## Direction
The data below is to be returned in full and exactly.

Data entries:
┌──
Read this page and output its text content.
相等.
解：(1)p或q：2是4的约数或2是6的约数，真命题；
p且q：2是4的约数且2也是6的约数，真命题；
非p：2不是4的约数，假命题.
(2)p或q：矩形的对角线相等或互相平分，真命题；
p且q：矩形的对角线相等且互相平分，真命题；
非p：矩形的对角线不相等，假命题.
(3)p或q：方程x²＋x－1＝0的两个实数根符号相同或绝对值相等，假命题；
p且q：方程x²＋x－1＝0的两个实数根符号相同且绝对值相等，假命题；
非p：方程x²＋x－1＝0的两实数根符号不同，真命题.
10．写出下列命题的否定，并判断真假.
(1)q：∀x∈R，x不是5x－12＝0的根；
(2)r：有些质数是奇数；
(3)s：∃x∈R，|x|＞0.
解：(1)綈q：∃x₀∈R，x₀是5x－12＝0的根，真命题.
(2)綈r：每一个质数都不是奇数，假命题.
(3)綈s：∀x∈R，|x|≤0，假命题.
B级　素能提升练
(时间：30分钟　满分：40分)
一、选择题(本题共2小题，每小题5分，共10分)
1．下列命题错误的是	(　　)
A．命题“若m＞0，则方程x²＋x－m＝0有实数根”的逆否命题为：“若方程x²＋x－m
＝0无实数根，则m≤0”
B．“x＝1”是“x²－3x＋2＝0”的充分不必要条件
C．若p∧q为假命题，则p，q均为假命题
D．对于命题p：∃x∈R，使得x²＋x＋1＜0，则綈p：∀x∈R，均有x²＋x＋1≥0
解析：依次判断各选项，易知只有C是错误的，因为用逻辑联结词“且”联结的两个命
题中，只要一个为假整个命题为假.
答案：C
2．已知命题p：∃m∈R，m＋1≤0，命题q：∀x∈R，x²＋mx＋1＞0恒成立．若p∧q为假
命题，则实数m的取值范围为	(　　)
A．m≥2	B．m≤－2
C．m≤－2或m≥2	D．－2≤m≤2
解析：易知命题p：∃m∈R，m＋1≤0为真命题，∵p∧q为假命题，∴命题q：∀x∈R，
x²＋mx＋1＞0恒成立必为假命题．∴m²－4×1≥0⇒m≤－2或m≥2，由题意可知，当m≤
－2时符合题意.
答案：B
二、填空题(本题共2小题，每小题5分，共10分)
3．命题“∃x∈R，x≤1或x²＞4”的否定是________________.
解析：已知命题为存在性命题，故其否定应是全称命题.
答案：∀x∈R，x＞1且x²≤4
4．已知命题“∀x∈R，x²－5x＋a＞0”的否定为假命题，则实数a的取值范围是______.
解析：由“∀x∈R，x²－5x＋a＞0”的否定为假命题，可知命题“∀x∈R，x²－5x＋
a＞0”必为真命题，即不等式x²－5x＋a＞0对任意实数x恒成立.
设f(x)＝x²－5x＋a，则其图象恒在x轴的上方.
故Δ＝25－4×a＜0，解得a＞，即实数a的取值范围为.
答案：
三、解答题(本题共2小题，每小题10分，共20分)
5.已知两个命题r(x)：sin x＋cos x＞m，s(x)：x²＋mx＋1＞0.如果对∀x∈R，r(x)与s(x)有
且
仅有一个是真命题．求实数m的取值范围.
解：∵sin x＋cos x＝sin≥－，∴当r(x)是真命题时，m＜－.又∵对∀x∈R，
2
└──
## Reply to the task
Read this page and output its text content.
相等.
解：(1)p或q：2是4的约数或2是6的约数，真命题；
p且q：2是4的约数且2也是6的约数，真命题；
非p：2不是4的约数，假命题.
(2)p或q：矩形的对角线相等或互相平分，真命题；
p且q：矩形的对角线相等且互相平分，真命题；
非p：矩形的对角线不相等，假命题.
(3)p或q：方程x²＋x－1＝0的两个实数根符号相同或绝对值相等，假命题；
p且q：方程x²＋x－1＝0的两个实数根符号相同且绝对值相等，假命题；
非p：方程x²＋x－1＝0的两实数根符号不同，真命题.
10．写出下列命题的否定，并判断真假.
(1)q：∀x∈R，x不是5x－12＝0的根；
(2)r：有些质数是奇数；
(3)s：∃x∈R，|x|＞0.
解：(1)綈q：∃x₀∈R，x₀是5x－12＝0的根，真命题.
(2)綈r：每一个质数都不是奇数，假命题.
(3)綈s：∀x∈R，|x|≤0，假命题.
B级　素能提升练
(时间：30分钟　满分：40分)
一、选择题(本题共2小题，每小题5分，共10分)
1．下列命题错误的是	(　　)
A．命题“若m＞0，则方程x²＋x－m＝0有实数根”的逆否命题为：“若方程x²＋x－m
＝0无实数根，则m≤0”
B．“x＝1”是“x²－3x＋2＝0”的充分不必要条件
C．若p∧q为假命题，则p，q均为假命题
D．对于命题p：∃x∈R，使得x²＋x＋1＜0，则綈p：∀x∈R，均有x²＋x＋1≥0
解析：依次判断各选项，易知只有C是错误的，因为用逻辑联结词“且”联结的两个命
题中，只要一个为假整个命题为假.
答案：C
2．已知命题p：∃m∈R，m＋1≤0，命题q：∀x∈R，x²＋mx＋1＞0恒成立．若p∧q为假
命题，则实数m的取值范围为	(　　)
A．m≥2	B．m≤－2
C．m≤－2或m≥2	D．－2≤m≤2
解析：易知命题p：∃m∈R，m＋1≤0为真命题，∵p∧q为假命题，∴命题q：∀x∈R，
x²＋mx＋1＞0恒成立必为假命题．∴m²－4×1≥0⇒m≤－2或m≥2，由题意可知，当m≤
－2时符合题意.
答案：B
二、填空题(本题共2小题，每小题5分，共10分)
3．命题“∃x∈R，x≤1或x²＞4”的否定是________________.
解析：已知命题为存在性命题，故其否定应是全称命题.
答案：∀x∈R，x＞1且x²≤4
4．已知命题“∀x∈R，x²－5x＋a＞0”的否定为假命题，则实数a的取值范围是______.
解析：由“∀x∈R，x²－5x＋a＞0”的否定为假命题，可知命题“∀x∈R，x²－5x＋
a＞0”必为真命题，即不等式x²－5x＋a＞0对任意实数x恒成立.
设f(x)＝x²－5x＋a，则其图象恒在x轴的上方.
故Δ＝25－4×a＜0，解得a＞，即实数a的取值范围为.
答案：
三、解答题(本题共2小题，每小题10分，共20分)
5.已知两个命题r(x)：sin x＋cos x＞m，s(x)：x²＋mx＋1＞0.如果对∀x∈R，r(x)与s(x)有
且
仅有一个是真命题．求实数m的取值范围.
解：∵sin x＋cos x＝sin≥－，∴当r(x)是真命题时，m＜－.又∵对∀x∈R，
2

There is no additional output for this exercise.